▶ _TASK DETAILS_
Repeat all of the material below exactly as written, images excluded.

▶ _LISTED ENTRIES_
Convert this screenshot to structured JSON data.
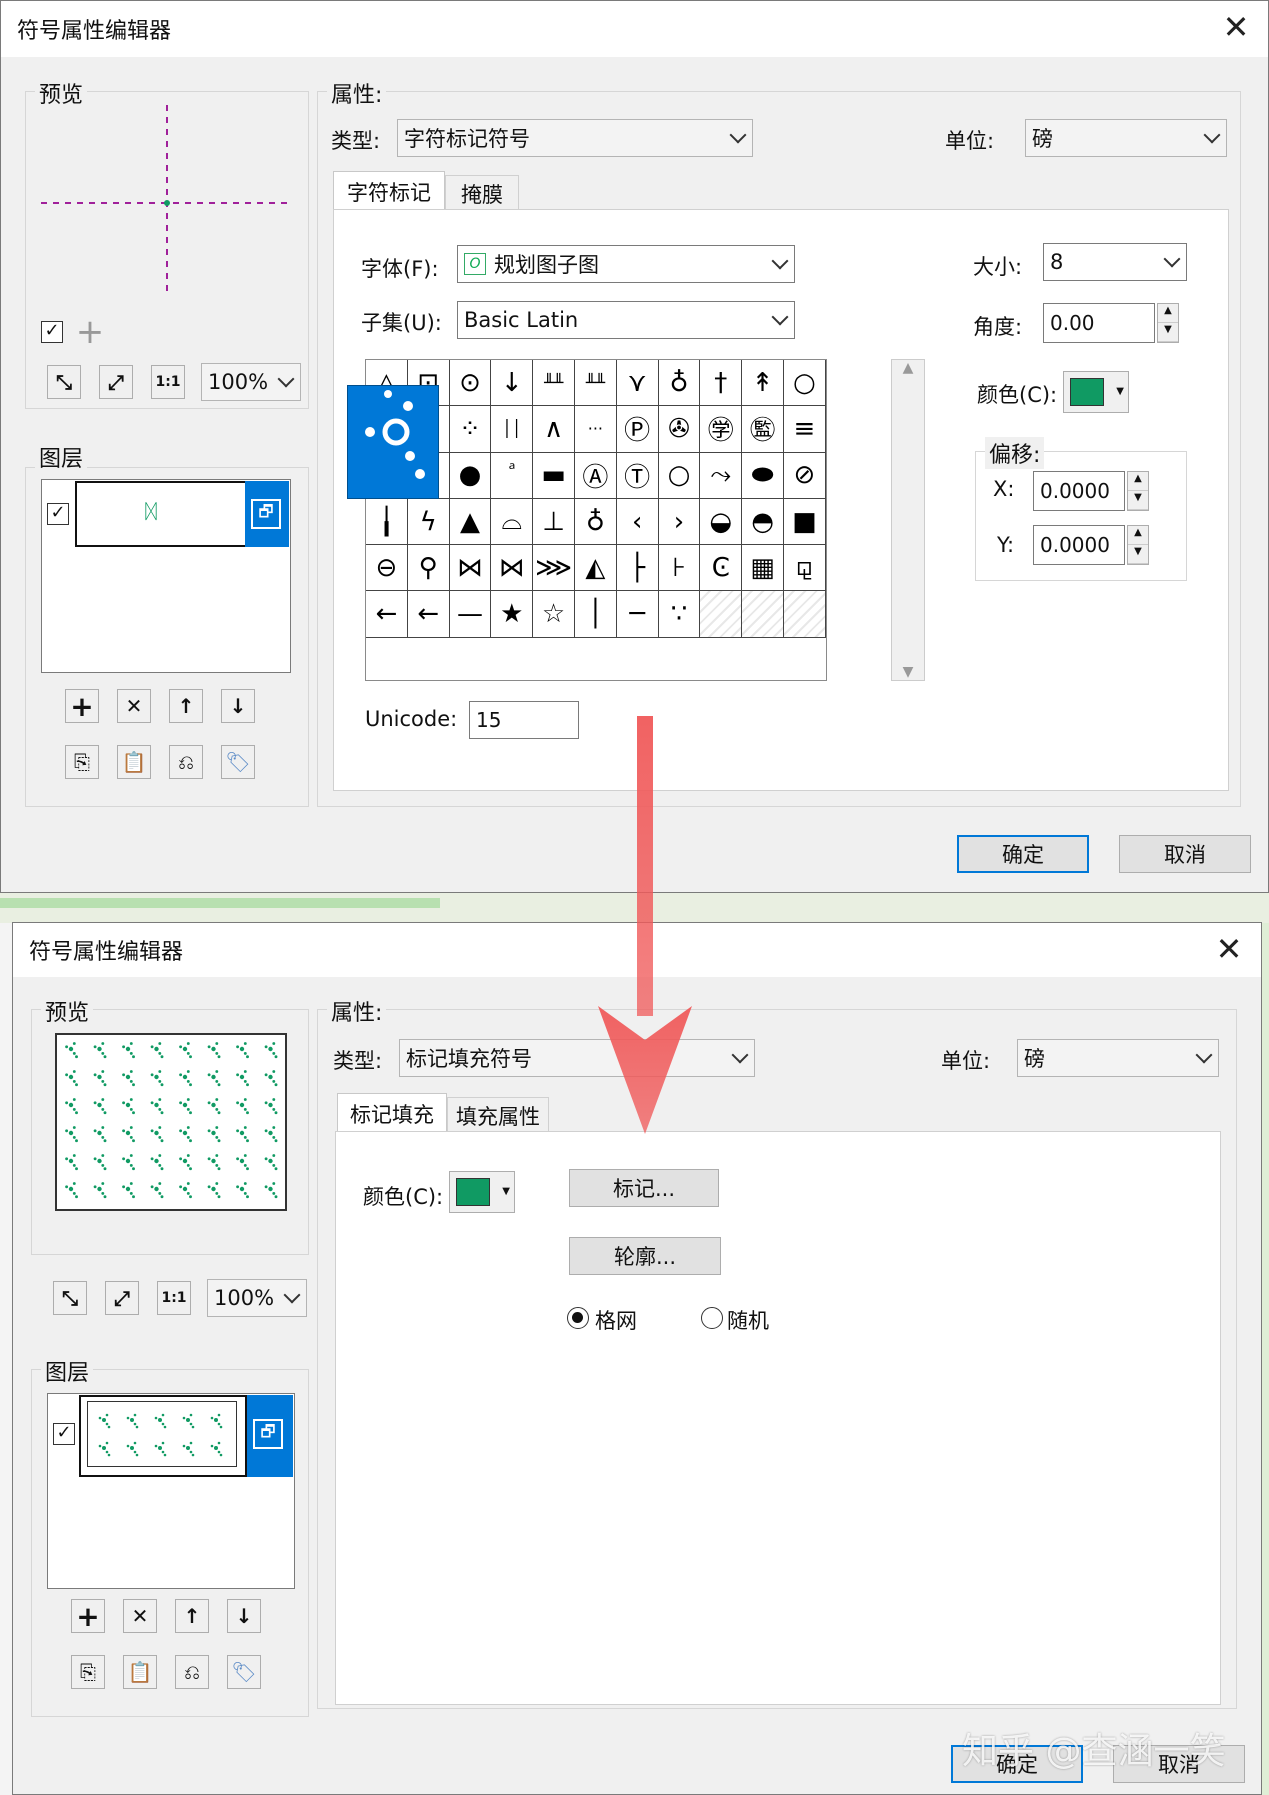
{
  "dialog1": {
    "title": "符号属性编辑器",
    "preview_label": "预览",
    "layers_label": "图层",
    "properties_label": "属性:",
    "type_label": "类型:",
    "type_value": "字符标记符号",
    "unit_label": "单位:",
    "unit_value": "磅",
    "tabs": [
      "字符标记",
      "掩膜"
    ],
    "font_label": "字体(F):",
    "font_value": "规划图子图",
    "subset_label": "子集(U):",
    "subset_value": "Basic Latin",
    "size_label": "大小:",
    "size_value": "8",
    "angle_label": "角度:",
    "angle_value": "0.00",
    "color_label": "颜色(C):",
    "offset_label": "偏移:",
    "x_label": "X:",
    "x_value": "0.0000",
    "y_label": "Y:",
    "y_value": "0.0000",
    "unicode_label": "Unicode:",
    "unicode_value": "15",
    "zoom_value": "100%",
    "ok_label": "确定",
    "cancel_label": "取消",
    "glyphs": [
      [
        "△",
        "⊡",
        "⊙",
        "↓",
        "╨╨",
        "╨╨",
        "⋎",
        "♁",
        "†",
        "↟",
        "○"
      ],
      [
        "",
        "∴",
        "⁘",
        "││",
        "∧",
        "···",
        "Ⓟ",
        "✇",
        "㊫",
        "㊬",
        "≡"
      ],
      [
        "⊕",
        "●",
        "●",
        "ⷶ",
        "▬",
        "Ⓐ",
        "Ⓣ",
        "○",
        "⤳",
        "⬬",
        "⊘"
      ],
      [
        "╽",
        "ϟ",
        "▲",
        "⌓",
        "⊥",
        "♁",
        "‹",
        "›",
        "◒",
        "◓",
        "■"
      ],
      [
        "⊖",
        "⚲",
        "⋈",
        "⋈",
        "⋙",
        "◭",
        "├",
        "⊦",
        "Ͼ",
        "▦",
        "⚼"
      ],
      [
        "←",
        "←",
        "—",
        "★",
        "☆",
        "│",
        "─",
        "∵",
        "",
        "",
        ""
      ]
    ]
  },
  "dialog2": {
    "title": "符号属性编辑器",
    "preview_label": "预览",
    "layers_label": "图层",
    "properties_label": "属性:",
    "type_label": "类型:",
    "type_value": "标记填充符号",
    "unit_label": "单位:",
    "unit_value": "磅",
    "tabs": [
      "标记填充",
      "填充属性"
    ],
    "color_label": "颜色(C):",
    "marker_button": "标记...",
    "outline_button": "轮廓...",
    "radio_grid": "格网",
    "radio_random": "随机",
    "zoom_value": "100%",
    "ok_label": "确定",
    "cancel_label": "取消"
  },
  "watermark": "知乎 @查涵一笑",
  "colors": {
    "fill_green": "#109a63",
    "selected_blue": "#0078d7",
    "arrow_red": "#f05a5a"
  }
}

▶ _TASK RESPONSE_
Convert this screenshot to structured JSON data.
{
  "dialog1": {
    "title": "符号属性编辑器",
    "preview_label": "预览",
    "layers_label": "图层",
    "properties_label": "属性:",
    "type_label": "类型:",
    "type_value": "字符标记符号",
    "unit_label": "单位:",
    "unit_value": "磅",
    "tabs": [
      "字符标记",
      "掩膜"
    ],
    "font_label": "字体(F):",
    "font_value": "规划图子图",
    "subset_label": "子集(U):",
    "subset_value": "Basic Latin",
    "size_label": "大小:",
    "size_value": "8",
    "angle_label": "角度:",
    "angle_value": "0.00",
    "color_label": "颜色(C):",
    "offset_label": "偏移:",
    "x_label": "X:",
    "x_value": "0.0000",
    "y_label": "Y:",
    "y_value": "0.0000",
    "unicode_label": "Unicode:",
    "unicode_value": "15",
    "zoom_value": "100%",
    "ok_label": "确定",
    "cancel_label": "取消",
    "glyphs": [
      [
        "△",
        "⊡",
        "⊙",
        "↓",
        "╨╨",
        "╨╨",
        "⋎",
        "♁",
        "†",
        "↟",
        "○"
      ],
      [
        "",
        "∴",
        "⁘",
        "││",
        "∧",
        "···",
        "Ⓟ",
        "✇",
        "㊫",
        "㊬",
        "≡"
      ],
      [
        "⊕",
        "●",
        "●",
        "ⷶ",
        "▬",
        "Ⓐ",
        "Ⓣ",
        "○",
        "⤳",
        "⬬",
        "⊘"
      ],
      [
        "╽",
        "ϟ",
        "▲",
        "⌓",
        "⊥",
        "♁",
        "‹",
        "›",
        "◒",
        "◓",
        "■"
      ],
      [
        "⊖",
        "⚲",
        "⋈",
        "⋈",
        "⋙",
        "◭",
        "├",
        "⊦",
        "Ͼ",
        "▦",
        "⚼"
      ],
      [
        "←",
        "←",
        "—",
        "★",
        "☆",
        "│",
        "─",
        "∵",
        "",
        "",
        ""
      ]
    ]
  },
  "dialog2": {
    "title": "符号属性编辑器",
    "preview_label": "预览",
    "layers_label": "图层",
    "properties_label": "属性:",
    "type_label": "类型:",
    "type_value": "标记填充符号",
    "unit_label": "单位:",
    "unit_value": "磅",
    "tabs": [
      "标记填充",
      "填充属性"
    ],
    "color_label": "颜色(C):",
    "marker_button": "标记...",
    "outline_button": "轮廓...",
    "radio_grid": "格网",
    "radio_random": "随机",
    "zoom_value": "100%",
    "ok_label": "确定",
    "cancel_label": "取消"
  },
  "watermark": "知乎 @查涵一笑",
  "colors": {
    "fill_green": "#109a63",
    "selected_blue": "#0078d7",
    "arrow_red": "#f05a5a"
  }
}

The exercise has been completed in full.